■ **Given data**:

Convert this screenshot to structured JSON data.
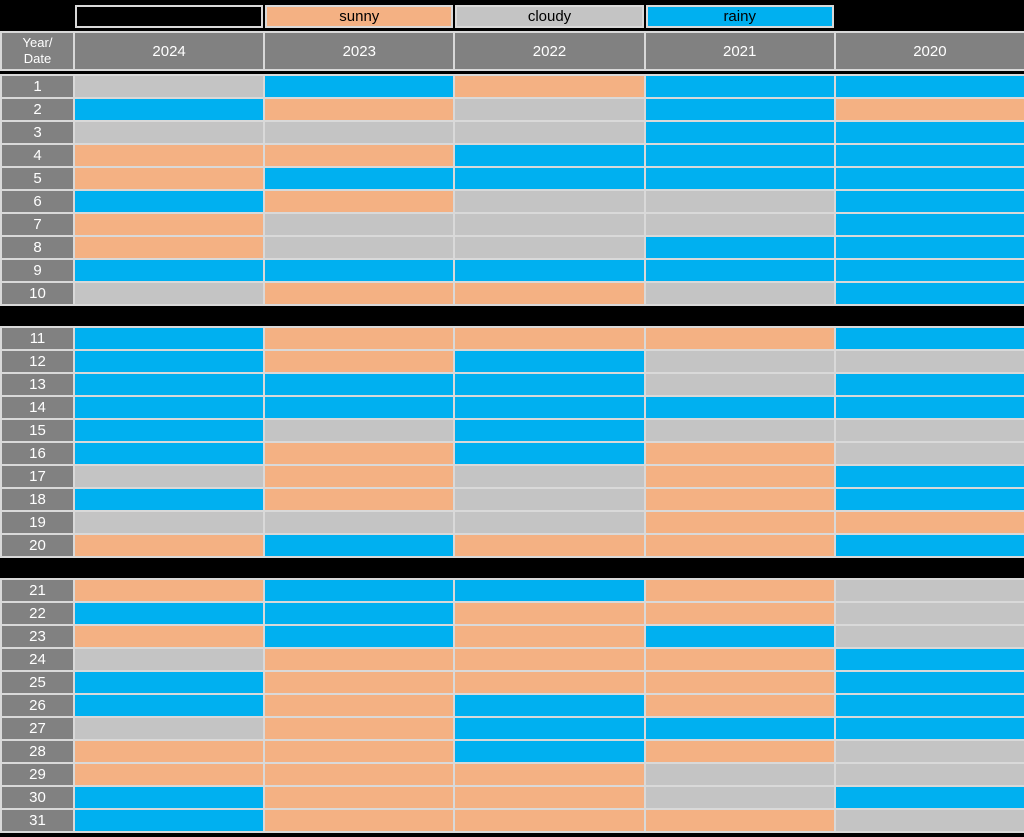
{
  "colors": {
    "sunny": "#F4B183",
    "cloudy": "#C4C4C4",
    "rainy": "#00B0F0",
    "header_bg": "#818181",
    "border": "#D9D9D9",
    "background": "#000000",
    "header_text": "#FFFFFF",
    "legend_text": "#000000"
  },
  "legend": {
    "items": [
      {
        "label": "sunny",
        "condition": "sunny"
      },
      {
        "label": "cloudy",
        "condition": "cloudy"
      },
      {
        "label": "rainy",
        "condition": "rainy"
      }
    ]
  },
  "header": {
    "corner_line1": "Year/",
    "corner_line2": "Date",
    "years": [
      "2024",
      "2023",
      "2022",
      "2021",
      "2020"
    ]
  },
  "chart_data": {
    "type": "heatmap",
    "title": "",
    "row_label_header": "Year/Date",
    "columns": [
      "2024",
      "2023",
      "2022",
      "2021",
      "2020"
    ],
    "legend_entries": [
      "sunny",
      "cloudy",
      "rainy"
    ],
    "blocks": [
      {
        "start": 1,
        "end": 10,
        "mount": "date-block-1"
      },
      {
        "start": 11,
        "end": 20,
        "mount": "date-block-2"
      },
      {
        "start": 21,
        "end": 31,
        "mount": "date-block-3"
      }
    ],
    "rows": [
      {
        "date": 1,
        "conditions": [
          "cloudy",
          "rainy",
          "sunny",
          "rainy",
          "rainy"
        ]
      },
      {
        "date": 2,
        "conditions": [
          "rainy",
          "sunny",
          "cloudy",
          "rainy",
          "sunny"
        ]
      },
      {
        "date": 3,
        "conditions": [
          "cloudy",
          "cloudy",
          "cloudy",
          "rainy",
          "rainy"
        ]
      },
      {
        "date": 4,
        "conditions": [
          "sunny",
          "sunny",
          "rainy",
          "rainy",
          "rainy"
        ]
      },
      {
        "date": 5,
        "conditions": [
          "sunny",
          "rainy",
          "rainy",
          "rainy",
          "rainy"
        ]
      },
      {
        "date": 6,
        "conditions": [
          "rainy",
          "sunny",
          "cloudy",
          "cloudy",
          "rainy"
        ]
      },
      {
        "date": 7,
        "conditions": [
          "sunny",
          "cloudy",
          "cloudy",
          "cloudy",
          "rainy"
        ]
      },
      {
        "date": 8,
        "conditions": [
          "sunny",
          "cloudy",
          "cloudy",
          "rainy",
          "rainy"
        ]
      },
      {
        "date": 9,
        "conditions": [
          "rainy",
          "rainy",
          "rainy",
          "rainy",
          "rainy"
        ]
      },
      {
        "date": 10,
        "conditions": [
          "cloudy",
          "sunny",
          "sunny",
          "cloudy",
          "rainy"
        ]
      },
      {
        "date": 11,
        "conditions": [
          "rainy",
          "sunny",
          "sunny",
          "sunny",
          "rainy"
        ]
      },
      {
        "date": 12,
        "conditions": [
          "rainy",
          "sunny",
          "rainy",
          "cloudy",
          "cloudy"
        ]
      },
      {
        "date": 13,
        "conditions": [
          "rainy",
          "rainy",
          "rainy",
          "cloudy",
          "rainy"
        ]
      },
      {
        "date": 14,
        "conditions": [
          "rainy",
          "rainy",
          "rainy",
          "rainy",
          "rainy"
        ]
      },
      {
        "date": 15,
        "conditions": [
          "rainy",
          "cloudy",
          "rainy",
          "cloudy",
          "cloudy"
        ]
      },
      {
        "date": 16,
        "conditions": [
          "rainy",
          "sunny",
          "rainy",
          "sunny",
          "cloudy"
        ]
      },
      {
        "date": 17,
        "conditions": [
          "cloudy",
          "sunny",
          "cloudy",
          "sunny",
          "rainy"
        ]
      },
      {
        "date": 18,
        "conditions": [
          "rainy",
          "sunny",
          "cloudy",
          "sunny",
          "rainy"
        ]
      },
      {
        "date": 19,
        "conditions": [
          "cloudy",
          "cloudy",
          "cloudy",
          "sunny",
          "sunny"
        ]
      },
      {
        "date": 20,
        "conditions": [
          "sunny",
          "rainy",
          "sunny",
          "sunny",
          "rainy"
        ]
      },
      {
        "date": 21,
        "conditions": [
          "sunny",
          "rainy",
          "rainy",
          "sunny",
          "cloudy"
        ]
      },
      {
        "date": 22,
        "conditions": [
          "rainy",
          "rainy",
          "sunny",
          "sunny",
          "cloudy"
        ]
      },
      {
        "date": 23,
        "conditions": [
          "sunny",
          "rainy",
          "sunny",
          "rainy",
          "cloudy"
        ]
      },
      {
        "date": 24,
        "conditions": [
          "cloudy",
          "sunny",
          "sunny",
          "sunny",
          "rainy"
        ]
      },
      {
        "date": 25,
        "conditions": [
          "rainy",
          "sunny",
          "sunny",
          "sunny",
          "rainy"
        ]
      },
      {
        "date": 26,
        "conditions": [
          "rainy",
          "sunny",
          "rainy",
          "sunny",
          "rainy"
        ]
      },
      {
        "date": 27,
        "conditions": [
          "cloudy",
          "sunny",
          "rainy",
          "rainy",
          "rainy"
        ]
      },
      {
        "date": 28,
        "conditions": [
          "sunny",
          "sunny",
          "rainy",
          "sunny",
          "cloudy"
        ]
      },
      {
        "date": 29,
        "conditions": [
          "sunny",
          "sunny",
          "sunny",
          "cloudy",
          "cloudy"
        ]
      },
      {
        "date": 30,
        "conditions": [
          "rainy",
          "sunny",
          "sunny",
          "cloudy",
          "rainy"
        ]
      },
      {
        "date": 31,
        "conditions": [
          "rainy",
          "sunny",
          "sunny",
          "sunny",
          "cloudy"
        ]
      }
    ]
  }
}
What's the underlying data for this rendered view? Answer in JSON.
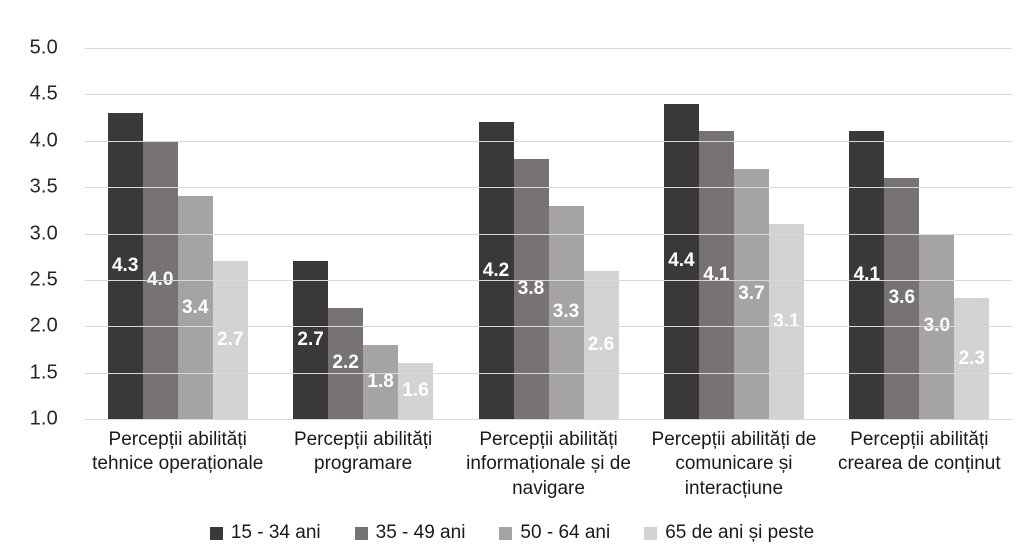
{
  "chart_data": {
    "type": "bar",
    "title": "",
    "categories": [
      "Percepții abilități tehnice operaționale",
      "Percepții abilități programare",
      "Percepții abilități informaționale și de navigare",
      "Percepții abilități de comunicare și interacțiune",
      "Percepții abilități crearea de conținut"
    ],
    "series": [
      {
        "name": "15 - 34 ani",
        "color": "#3b3838",
        "values": [
          4.3,
          2.7,
          4.2,
          4.4,
          4.1
        ]
      },
      {
        "name": "35 - 49 ani",
        "color": "#777373",
        "values": [
          4.0,
          2.2,
          3.8,
          4.1,
          3.6
        ]
      },
      {
        "name": "50 - 64 ani",
        "color": "#a6a3a3",
        "values": [
          3.4,
          1.8,
          3.3,
          3.7,
          3.0
        ]
      },
      {
        "name": "65 de ani și peste",
        "color": "#d4d2d2",
        "values": [
          2.7,
          1.6,
          2.6,
          3.1,
          2.3
        ]
      }
    ],
    "ylim": [
      1.0,
      5.0
    ],
    "ytick_step": 0.5,
    "yticks": [
      "5.0",
      "4.5",
      "4.0",
      "3.5",
      "3.0",
      "2.5",
      "2.0",
      "1.5",
      "1.0"
    ],
    "grid": true,
    "gridline_color": "#d9d9d9",
    "data_label_color": "#ffffff",
    "legend_position": "bottom",
    "legend_labels": [
      "15 - 34 ani",
      "35 - 49 ani",
      "50 - 64 ani",
      "65 de ani și peste"
    ]
  }
}
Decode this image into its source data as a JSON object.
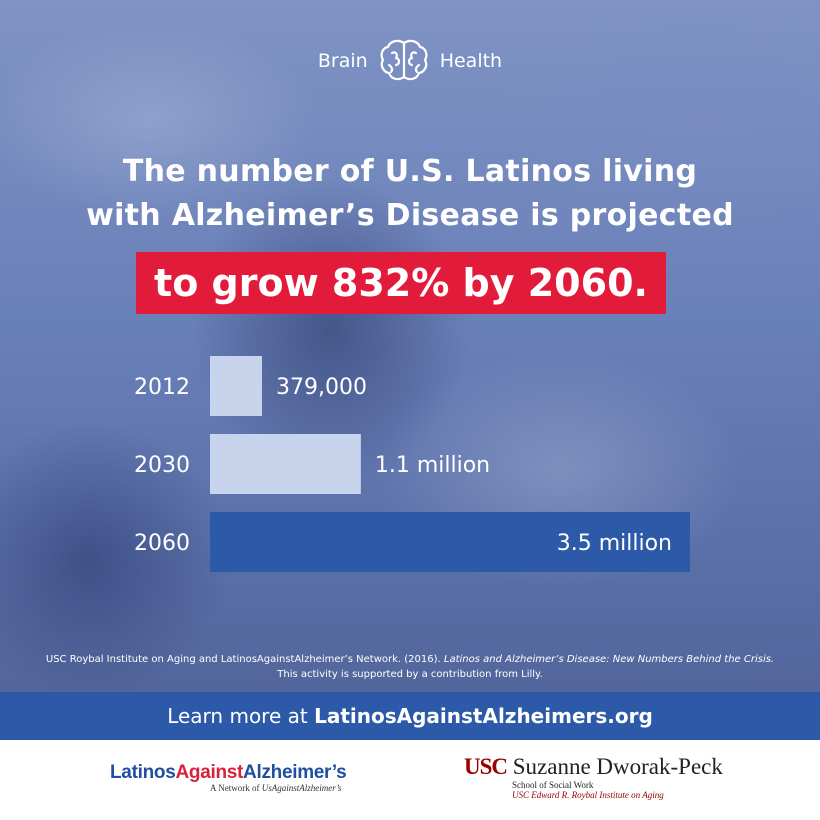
{
  "header": {
    "left": "Brain",
    "right": "Health",
    "icon": "brain-icon"
  },
  "headline": {
    "line1": "The number of U.S. Latinos living",
    "line2": "with Alzheimer’s Disease is projected",
    "highlight": "to grow 832% by 2060."
  },
  "chart_data": {
    "type": "bar",
    "orientation": "horizontal",
    "categories": [
      "2012",
      "2030",
      "2060"
    ],
    "values": [
      379000,
      1100000,
      3500000
    ],
    "value_labels": [
      "379,000",
      "1.1 million",
      "3.5 million"
    ],
    "colors": [
      "#c8d4ec",
      "#c8d4ec",
      "#2d5aa8"
    ],
    "label_positions": [
      "outside",
      "outside",
      "inside"
    ],
    "xlim": [
      0,
      3500000
    ],
    "grid": false,
    "title": "",
    "xlabel": "",
    "ylabel": ""
  },
  "source": {
    "prefix": "USC Roybal Institute on Aging and LatinosAgainstAlzheimer’s Network. (2016). ",
    "title": "Latinos and Alzheimer’s Disease: New Numbers Behind the Crisis.",
    "line2": "This activity is supported by a contribution from Lilly."
  },
  "cta": {
    "prefix": "Learn more at ",
    "link": "LatinosAgainstAlzheimers.org"
  },
  "footer": {
    "lad_part1": "Latinos",
    "lad_part2": "Against",
    "lad_part3": "Alzheimer’s",
    "lad_sub_prefix": "A Network of ",
    "lad_sub_italic": "UsAgainstAlzheimer’s",
    "usc_mark": "USC",
    "usc_name": "Suzanne Dworak-Peck",
    "usc_school": "School of Social Work",
    "usc_institute": "USC Edward R. Roybal Institute on Aging"
  },
  "colors": {
    "highlight": "#e31b3a",
    "accent_blue": "#2d5aa8",
    "light_bar": "#c8d4ec",
    "usc_red": "#990000"
  }
}
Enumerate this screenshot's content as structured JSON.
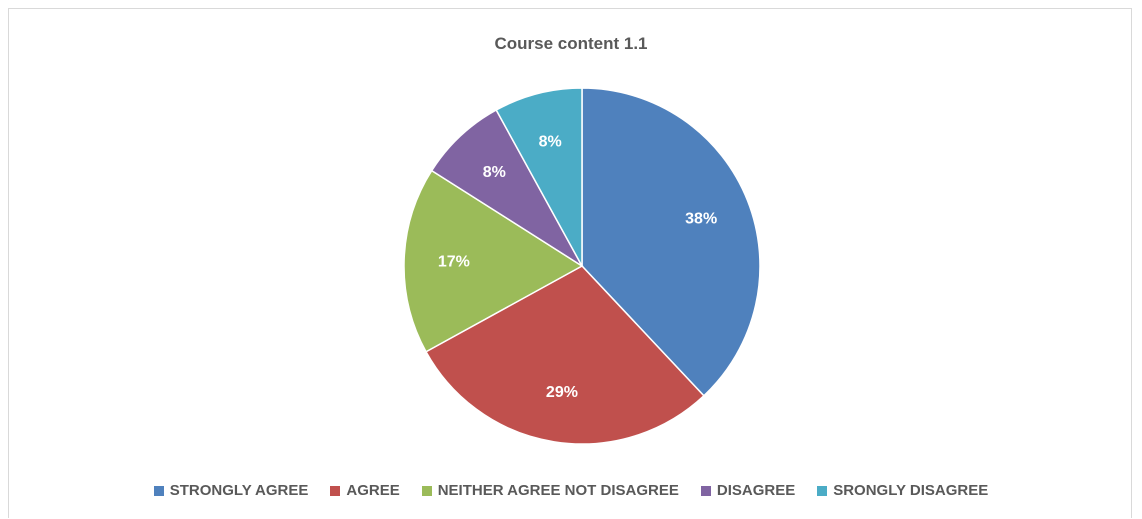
{
  "chart_data": {
    "type": "pie",
    "title": "Course content 1.1",
    "slices": [
      {
        "label": "STRONGLY AGREE",
        "value": 38,
        "display": "38%",
        "color": "#4f81bd"
      },
      {
        "label": "AGREE",
        "value": 29,
        "display": "29%",
        "color": "#c0504d"
      },
      {
        "label": "NEITHER AGREE NOT DISAGREE",
        "value": 17,
        "display": "17%",
        "color": "#9bbb59"
      },
      {
        "label": "DISAGREE",
        "value": 8,
        "display": "8%",
        "color": "#8064a2"
      },
      {
        "label": "SRONGLY DISAGREE",
        "value": 8,
        "display": "8%",
        "color": "#4bacc6"
      }
    ],
    "legend_position": "bottom",
    "start": "12 o'clock, clockwise"
  }
}
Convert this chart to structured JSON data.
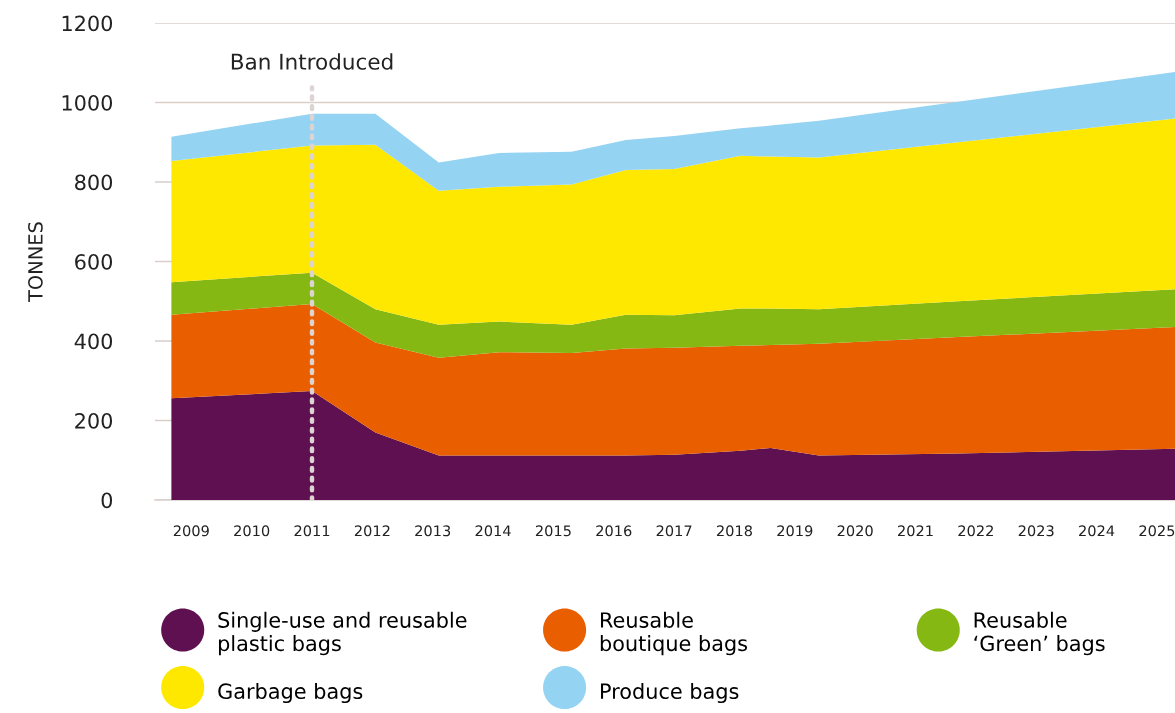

■ **What is needed**:
Find the lines above that contain the word "Disease" and collect them.

■ **Output below**:
    "line2": "with Alzheimer’s Disease is projected",
    "title": "Latinos and Alzheimer’s Disease: New Numbers Behind the Crisis.",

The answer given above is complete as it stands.